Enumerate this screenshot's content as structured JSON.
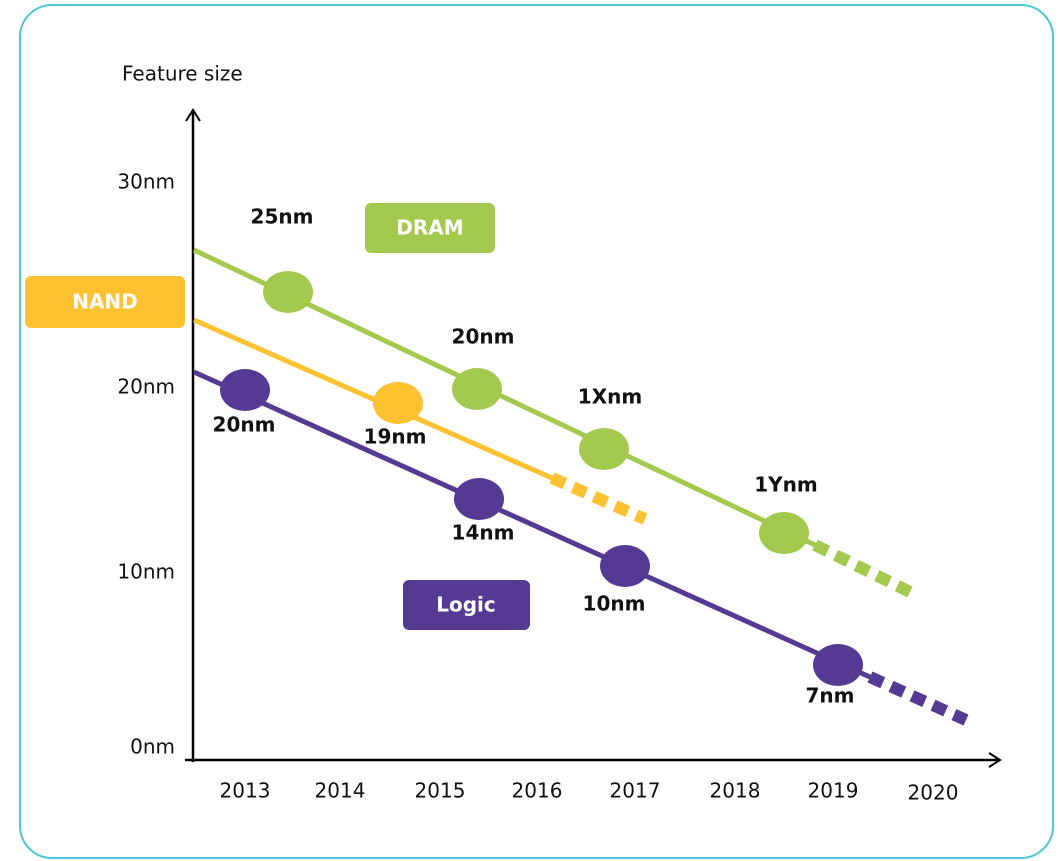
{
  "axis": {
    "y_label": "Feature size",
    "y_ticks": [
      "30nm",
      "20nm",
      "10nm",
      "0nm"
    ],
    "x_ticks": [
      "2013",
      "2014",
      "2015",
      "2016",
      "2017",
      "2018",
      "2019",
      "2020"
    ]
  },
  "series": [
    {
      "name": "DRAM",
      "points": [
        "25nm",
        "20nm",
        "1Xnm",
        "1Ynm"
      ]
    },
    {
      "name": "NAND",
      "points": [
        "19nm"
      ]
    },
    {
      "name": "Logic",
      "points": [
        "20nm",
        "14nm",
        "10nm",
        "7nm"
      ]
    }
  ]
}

____________

EXERCISE AIM:
Make an exact copy of all entries above, dropping the images.

FINAL RESULT:
Enumerate this screenshot's content as structured JSON.
{
  "axis": {
    "y_label": "Feature size",
    "y_ticks": [
      "30nm",
      "20nm",
      "10nm",
      "0nm"
    ],
    "x_ticks": [
      "2013",
      "2014",
      "2015",
      "2016",
      "2017",
      "2018",
      "2019",
      "2020"
    ]
  },
  "series": [
    {
      "name": "DRAM",
      "points": [
        "25nm",
        "20nm",
        "1Xnm",
        "1Ynm"
      ]
    },
    {
      "name": "NAND",
      "points": [
        "19nm"
      ]
    },
    {
      "name": "Logic",
      "points": [
        "20nm",
        "14nm",
        "10nm",
        "7nm"
      ]
    }
  ]
}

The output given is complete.